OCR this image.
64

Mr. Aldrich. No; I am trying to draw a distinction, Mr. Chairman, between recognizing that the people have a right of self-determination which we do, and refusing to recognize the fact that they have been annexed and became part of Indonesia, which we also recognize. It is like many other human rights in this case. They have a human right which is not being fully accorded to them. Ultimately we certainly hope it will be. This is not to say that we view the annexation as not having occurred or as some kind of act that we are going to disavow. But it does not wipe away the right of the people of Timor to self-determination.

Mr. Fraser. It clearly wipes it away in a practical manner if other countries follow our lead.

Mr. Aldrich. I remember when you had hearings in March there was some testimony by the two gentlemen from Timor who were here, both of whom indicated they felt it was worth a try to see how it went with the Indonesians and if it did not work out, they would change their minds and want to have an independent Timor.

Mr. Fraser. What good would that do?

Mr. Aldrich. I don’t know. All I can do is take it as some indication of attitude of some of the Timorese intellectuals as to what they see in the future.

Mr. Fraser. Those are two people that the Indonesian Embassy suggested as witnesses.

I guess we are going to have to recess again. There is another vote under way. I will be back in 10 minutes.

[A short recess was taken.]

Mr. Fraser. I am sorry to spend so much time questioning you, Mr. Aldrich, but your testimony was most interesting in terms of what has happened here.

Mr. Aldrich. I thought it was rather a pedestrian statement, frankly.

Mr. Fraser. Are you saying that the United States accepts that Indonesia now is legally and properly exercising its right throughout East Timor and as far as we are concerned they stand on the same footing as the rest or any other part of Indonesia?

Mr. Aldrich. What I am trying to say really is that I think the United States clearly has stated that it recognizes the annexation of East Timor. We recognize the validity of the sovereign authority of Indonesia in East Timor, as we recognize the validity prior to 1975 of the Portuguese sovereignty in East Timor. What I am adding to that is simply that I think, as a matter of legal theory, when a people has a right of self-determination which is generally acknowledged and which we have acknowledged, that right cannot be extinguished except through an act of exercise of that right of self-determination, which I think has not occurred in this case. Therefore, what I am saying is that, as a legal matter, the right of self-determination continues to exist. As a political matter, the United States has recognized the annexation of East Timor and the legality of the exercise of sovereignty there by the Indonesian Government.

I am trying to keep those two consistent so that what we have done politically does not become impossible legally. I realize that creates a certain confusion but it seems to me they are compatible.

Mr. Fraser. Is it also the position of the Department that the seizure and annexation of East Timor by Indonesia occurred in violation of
◆ ◆ ◆ ◆
Task to carry out:
Gather each line in the entries above where the string "would" is found.

Answer to the task:
Mr. Aldrich. I remember when you had hearings in March there was some testimony by the two gentlemen from Timor who were here, both of whom indicated they felt it was worth a try to see how it went with the Indonesians and if it did not work out, they would change their minds and want to have an independent Timor.
Mr. Fraser. What good would that do?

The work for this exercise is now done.